**EXTRACTED ENTRIES**
* * *

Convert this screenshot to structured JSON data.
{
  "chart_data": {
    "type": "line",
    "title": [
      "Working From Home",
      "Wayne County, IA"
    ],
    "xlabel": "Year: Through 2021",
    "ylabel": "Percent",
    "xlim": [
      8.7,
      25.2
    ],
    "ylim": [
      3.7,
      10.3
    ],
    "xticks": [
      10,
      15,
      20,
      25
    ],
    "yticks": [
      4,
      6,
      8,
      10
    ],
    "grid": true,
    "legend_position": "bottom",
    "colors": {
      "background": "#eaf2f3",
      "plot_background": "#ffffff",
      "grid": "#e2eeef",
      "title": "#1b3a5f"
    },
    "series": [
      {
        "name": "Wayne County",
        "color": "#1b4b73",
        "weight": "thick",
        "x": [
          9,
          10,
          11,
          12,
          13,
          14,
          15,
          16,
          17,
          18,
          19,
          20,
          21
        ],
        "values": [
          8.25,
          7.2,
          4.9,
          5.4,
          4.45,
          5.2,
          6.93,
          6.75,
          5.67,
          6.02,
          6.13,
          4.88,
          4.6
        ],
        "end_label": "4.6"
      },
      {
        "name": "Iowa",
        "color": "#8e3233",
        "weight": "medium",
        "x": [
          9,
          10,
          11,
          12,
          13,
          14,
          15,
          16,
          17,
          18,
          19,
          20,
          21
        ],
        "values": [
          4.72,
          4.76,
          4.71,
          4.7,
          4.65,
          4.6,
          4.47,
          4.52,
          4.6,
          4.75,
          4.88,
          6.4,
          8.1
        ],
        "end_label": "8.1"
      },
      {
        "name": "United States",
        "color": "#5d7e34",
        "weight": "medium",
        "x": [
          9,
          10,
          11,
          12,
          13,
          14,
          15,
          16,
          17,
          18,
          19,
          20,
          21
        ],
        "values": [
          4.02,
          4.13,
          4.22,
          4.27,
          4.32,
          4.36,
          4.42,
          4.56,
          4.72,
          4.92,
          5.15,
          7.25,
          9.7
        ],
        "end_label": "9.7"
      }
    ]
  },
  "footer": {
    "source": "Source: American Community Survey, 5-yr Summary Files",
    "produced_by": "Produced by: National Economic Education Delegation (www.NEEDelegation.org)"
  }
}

* * *

**PROBLEM DETAILS**
Reproduce every line of the material above exactly.

**TASK RESPONSE**
Convert this screenshot to structured JSON data.
{
  "chart_data": {
    "type": "line",
    "title": [
      "Working From Home",
      "Wayne County, IA"
    ],
    "xlabel": "Year: Through 2021",
    "ylabel": "Percent",
    "xlim": [
      8.7,
      25.2
    ],
    "ylim": [
      3.7,
      10.3
    ],
    "xticks": [
      10,
      15,
      20,
      25
    ],
    "yticks": [
      4,
      6,
      8,
      10
    ],
    "grid": true,
    "legend_position": "bottom",
    "colors": {
      "background": "#eaf2f3",
      "plot_background": "#ffffff",
      "grid": "#e2eeef",
      "title": "#1b3a5f"
    },
    "series": [
      {
        "name": "Wayne County",
        "color": "#1b4b73",
        "weight": "thick",
        "x": [
          9,
          10,
          11,
          12,
          13,
          14,
          15,
          16,
          17,
          18,
          19,
          20,
          21
        ],
        "values": [
          8.25,
          7.2,
          4.9,
          5.4,
          4.45,
          5.2,
          6.93,
          6.75,
          5.67,
          6.02,
          6.13,
          4.88,
          4.6
        ],
        "end_label": "4.6"
      },
      {
        "name": "Iowa",
        "color": "#8e3233",
        "weight": "medium",
        "x": [
          9,
          10,
          11,
          12,
          13,
          14,
          15,
          16,
          17,
          18,
          19,
          20,
          21
        ],
        "values": [
          4.72,
          4.76,
          4.71,
          4.7,
          4.65,
          4.6,
          4.47,
          4.52,
          4.6,
          4.75,
          4.88,
          6.4,
          8.1
        ],
        "end_label": "8.1"
      },
      {
        "name": "United States",
        "color": "#5d7e34",
        "weight": "medium",
        "x": [
          9,
          10,
          11,
          12,
          13,
          14,
          15,
          16,
          17,
          18,
          19,
          20,
          21
        ],
        "values": [
          4.02,
          4.13,
          4.22,
          4.27,
          4.32,
          4.36,
          4.42,
          4.56,
          4.72,
          4.92,
          5.15,
          7.25,
          9.7
        ],
        "end_label": "9.7"
      }
    ]
  },
  "footer": {
    "source": "Source: American Community Survey, 5-yr Summary Files",
    "produced_by": "Produced by: National Economic Education Delegation (www.NEEDelegation.org)"
  }
}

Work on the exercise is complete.